EXTRACT TO READ:
# # # # # # #

# 09 750i smoking??? Plz help



## Tonymarucio (May 7, 2011)

Ok so my bike started to smoke out of no where smelt like coolant so I changed the head gaskets and the smoke stoped. So 2 days later went and changed the belt started her up and ran fine till she was warm then bam smoke again this time not as much smoke but it did smell like oil plz help I have no idea what the hell is going on. Note cylinder walls are absolutly mint and the bike runs as good as new other then the smoking any ideas would be greatly appreciated thanks.
Tony


----------



## Tonymarucio (May 7, 2011)

Bike only has 1000 kms 97 hours.


----------



## whoolieshop (Mar 22, 2011)

You know, my arctic cat would smell like coolant and have white smoke coming out from near the engine almost every time I cranked it this winter.. I was worried sick first time it happened, It would do it for about 10 seconds then vanish never smelled it again until the bike was completely cold then it would do it again when I started the engine. Now that it's warm here in NC it hasn't done it once, it also never consumed any coolant, the radiator is completely full. 

Only thing I can figure is it was a tiny leak pooling somewhere on the engine and cooking off when the engine was started. Is your smoke coming from out of the exhaust pipe? If not it probably isn't a head gasket or other gasket failure if it's coming from the engine area you might have had a coolant leak, and now possibly an oil leak.


----------



## whoolieshop (Mar 22, 2011)

What color is the smoke? Water is white smoke, oil will have a blue tint.


----------



## Tonymarucio (May 7, 2011)

Yea it's a blue tint to it and it only smokes when it warms up when you first start it no smoke what so ever no power loss at all.


----------



## whoolieshop (Mar 22, 2011)

Possibly a worn valve seal? Perhaps a little oil is leaking down into the cylinder being burned off at startup? Adjusting your valves might help this, if it's the rings or cylinder typically you'll get smoke all the time.


----------



## Rack High (Feb 23, 2010)

Sounds like it could be worn valve stem guides. Pondtunes situation sounds like a blown head gasket.


----------



## Tonymarucio (May 7, 2011)

So if the guides are worn it will only smoke once the machine warms up???

# # # # # # #

Bounding box entries:
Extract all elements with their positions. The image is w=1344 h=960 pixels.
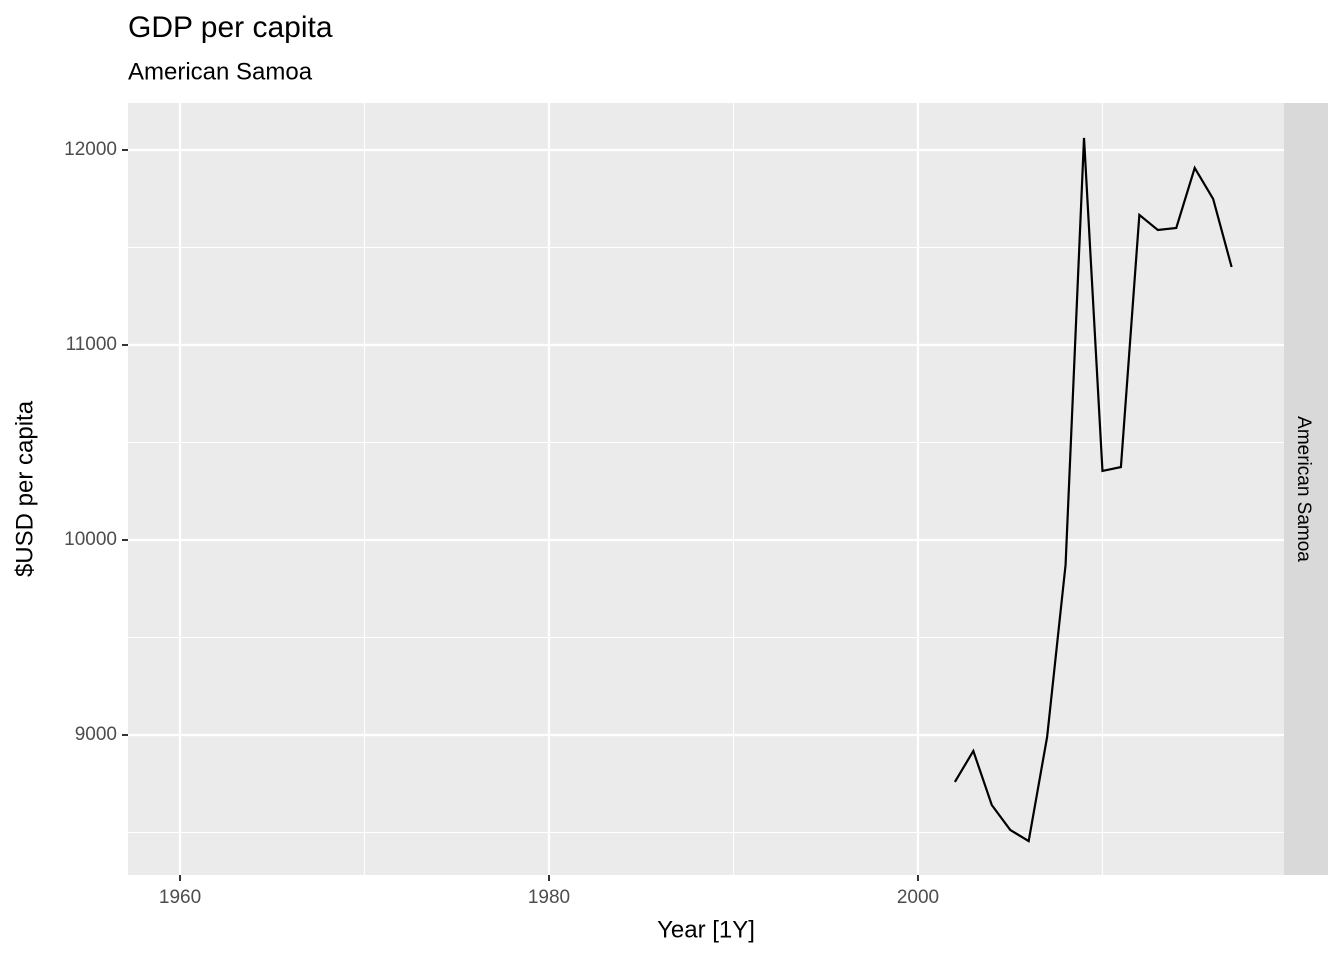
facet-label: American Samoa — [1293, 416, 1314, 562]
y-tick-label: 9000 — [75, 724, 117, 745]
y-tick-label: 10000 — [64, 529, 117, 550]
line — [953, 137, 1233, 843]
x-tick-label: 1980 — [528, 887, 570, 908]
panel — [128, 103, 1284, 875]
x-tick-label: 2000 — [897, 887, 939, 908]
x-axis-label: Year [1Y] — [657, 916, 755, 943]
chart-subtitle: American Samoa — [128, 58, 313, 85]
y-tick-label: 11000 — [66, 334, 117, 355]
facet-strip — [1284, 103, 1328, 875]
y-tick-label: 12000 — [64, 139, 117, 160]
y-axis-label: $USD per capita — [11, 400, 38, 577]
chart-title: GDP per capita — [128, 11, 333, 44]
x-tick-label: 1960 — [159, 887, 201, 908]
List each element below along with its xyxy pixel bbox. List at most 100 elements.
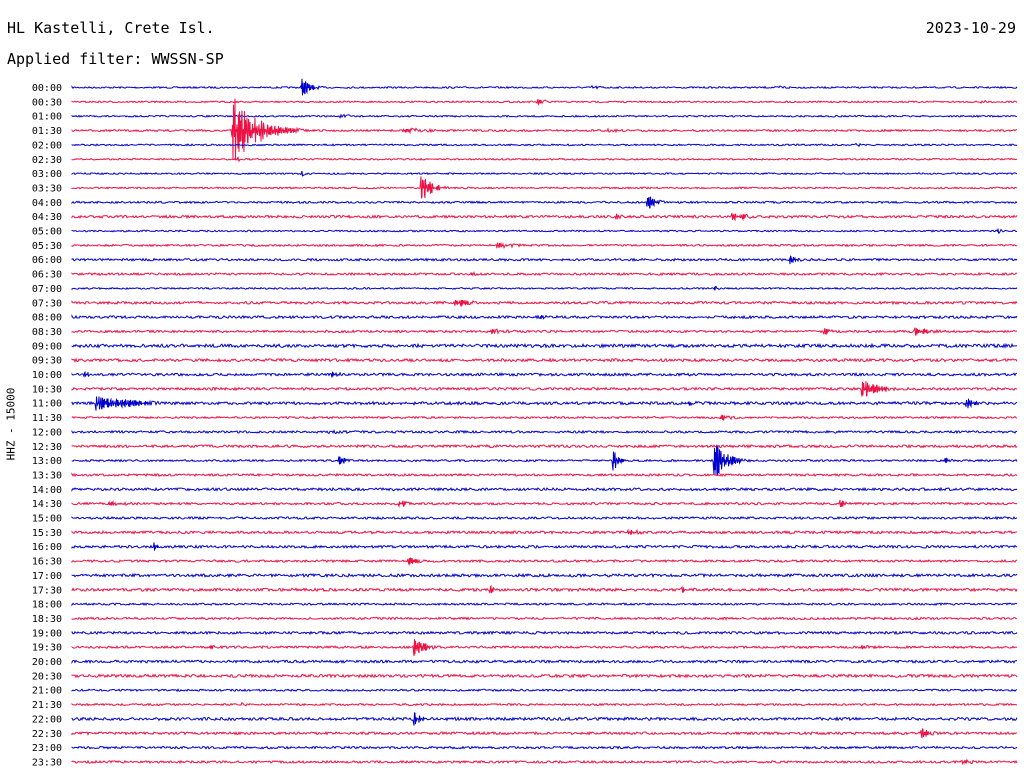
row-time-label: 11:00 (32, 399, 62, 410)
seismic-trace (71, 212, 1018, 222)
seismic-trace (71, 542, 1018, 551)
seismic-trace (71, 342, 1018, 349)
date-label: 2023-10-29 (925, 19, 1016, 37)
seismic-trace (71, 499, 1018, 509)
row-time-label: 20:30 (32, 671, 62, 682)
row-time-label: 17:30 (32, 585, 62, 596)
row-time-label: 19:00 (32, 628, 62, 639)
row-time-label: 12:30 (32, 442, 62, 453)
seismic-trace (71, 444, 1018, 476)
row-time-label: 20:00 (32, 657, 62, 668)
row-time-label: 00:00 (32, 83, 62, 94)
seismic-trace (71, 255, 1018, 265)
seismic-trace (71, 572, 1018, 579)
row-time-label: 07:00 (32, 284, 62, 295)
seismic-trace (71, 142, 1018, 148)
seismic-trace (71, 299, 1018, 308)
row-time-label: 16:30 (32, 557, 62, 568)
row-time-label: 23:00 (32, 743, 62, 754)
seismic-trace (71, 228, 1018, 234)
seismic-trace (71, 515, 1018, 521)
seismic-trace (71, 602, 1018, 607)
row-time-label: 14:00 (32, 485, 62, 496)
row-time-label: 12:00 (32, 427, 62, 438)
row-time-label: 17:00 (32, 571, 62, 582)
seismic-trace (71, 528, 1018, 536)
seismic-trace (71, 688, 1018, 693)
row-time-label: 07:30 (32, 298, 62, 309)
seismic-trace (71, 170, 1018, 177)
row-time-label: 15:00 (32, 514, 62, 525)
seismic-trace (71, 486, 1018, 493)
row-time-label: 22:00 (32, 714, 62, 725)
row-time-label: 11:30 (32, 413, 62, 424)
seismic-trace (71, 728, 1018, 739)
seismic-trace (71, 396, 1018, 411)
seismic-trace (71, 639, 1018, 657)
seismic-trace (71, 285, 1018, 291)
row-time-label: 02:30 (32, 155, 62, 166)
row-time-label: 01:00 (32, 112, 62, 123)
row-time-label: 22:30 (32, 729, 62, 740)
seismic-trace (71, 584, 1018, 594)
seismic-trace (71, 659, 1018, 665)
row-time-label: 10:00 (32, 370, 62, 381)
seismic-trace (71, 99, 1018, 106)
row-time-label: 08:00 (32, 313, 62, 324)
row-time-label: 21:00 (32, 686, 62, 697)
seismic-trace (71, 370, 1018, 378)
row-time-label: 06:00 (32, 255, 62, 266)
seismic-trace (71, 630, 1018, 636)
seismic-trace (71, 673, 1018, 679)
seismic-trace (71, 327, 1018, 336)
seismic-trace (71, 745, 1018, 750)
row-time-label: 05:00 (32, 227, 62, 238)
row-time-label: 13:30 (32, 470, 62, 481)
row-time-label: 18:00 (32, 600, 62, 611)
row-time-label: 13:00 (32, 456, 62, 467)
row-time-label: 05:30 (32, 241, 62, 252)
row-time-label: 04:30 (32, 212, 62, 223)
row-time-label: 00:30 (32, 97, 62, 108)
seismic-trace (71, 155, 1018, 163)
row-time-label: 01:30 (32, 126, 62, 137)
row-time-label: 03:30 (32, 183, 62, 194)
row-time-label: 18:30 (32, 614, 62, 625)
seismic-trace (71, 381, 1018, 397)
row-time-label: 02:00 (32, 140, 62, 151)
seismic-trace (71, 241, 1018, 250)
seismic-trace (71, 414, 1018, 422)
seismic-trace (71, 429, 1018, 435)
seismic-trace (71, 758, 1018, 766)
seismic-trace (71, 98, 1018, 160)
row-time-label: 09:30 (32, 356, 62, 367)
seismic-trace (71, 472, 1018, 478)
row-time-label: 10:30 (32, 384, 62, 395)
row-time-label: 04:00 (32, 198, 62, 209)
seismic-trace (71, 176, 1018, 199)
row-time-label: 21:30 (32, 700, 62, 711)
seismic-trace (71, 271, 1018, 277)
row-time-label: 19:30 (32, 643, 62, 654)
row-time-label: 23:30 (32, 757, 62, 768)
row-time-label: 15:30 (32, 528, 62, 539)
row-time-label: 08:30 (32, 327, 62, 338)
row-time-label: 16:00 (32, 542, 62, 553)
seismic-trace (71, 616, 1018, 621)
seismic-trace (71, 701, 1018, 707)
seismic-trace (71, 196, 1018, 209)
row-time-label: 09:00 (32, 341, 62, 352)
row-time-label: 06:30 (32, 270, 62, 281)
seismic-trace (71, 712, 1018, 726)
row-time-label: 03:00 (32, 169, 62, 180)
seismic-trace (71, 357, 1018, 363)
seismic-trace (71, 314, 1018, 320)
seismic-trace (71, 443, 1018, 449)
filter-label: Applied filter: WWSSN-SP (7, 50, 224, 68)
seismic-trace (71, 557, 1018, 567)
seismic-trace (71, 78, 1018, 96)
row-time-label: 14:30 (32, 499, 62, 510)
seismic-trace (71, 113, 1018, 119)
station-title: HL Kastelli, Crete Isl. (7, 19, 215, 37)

# # # # # # #

WHAT YOU WILL DO:
1. According to the forum thread, what tint does smoke from burning oil have?
2. Gather every line of the records that contains the string "American". Case counts.

TASK-BY-TASK SOLUTIONS:
1. A blue tint.

2.
facet-label: American Samoa — [1293, 416, 1314, 562]
chart-subtitle: American Samoa — [128, 58, 313, 85]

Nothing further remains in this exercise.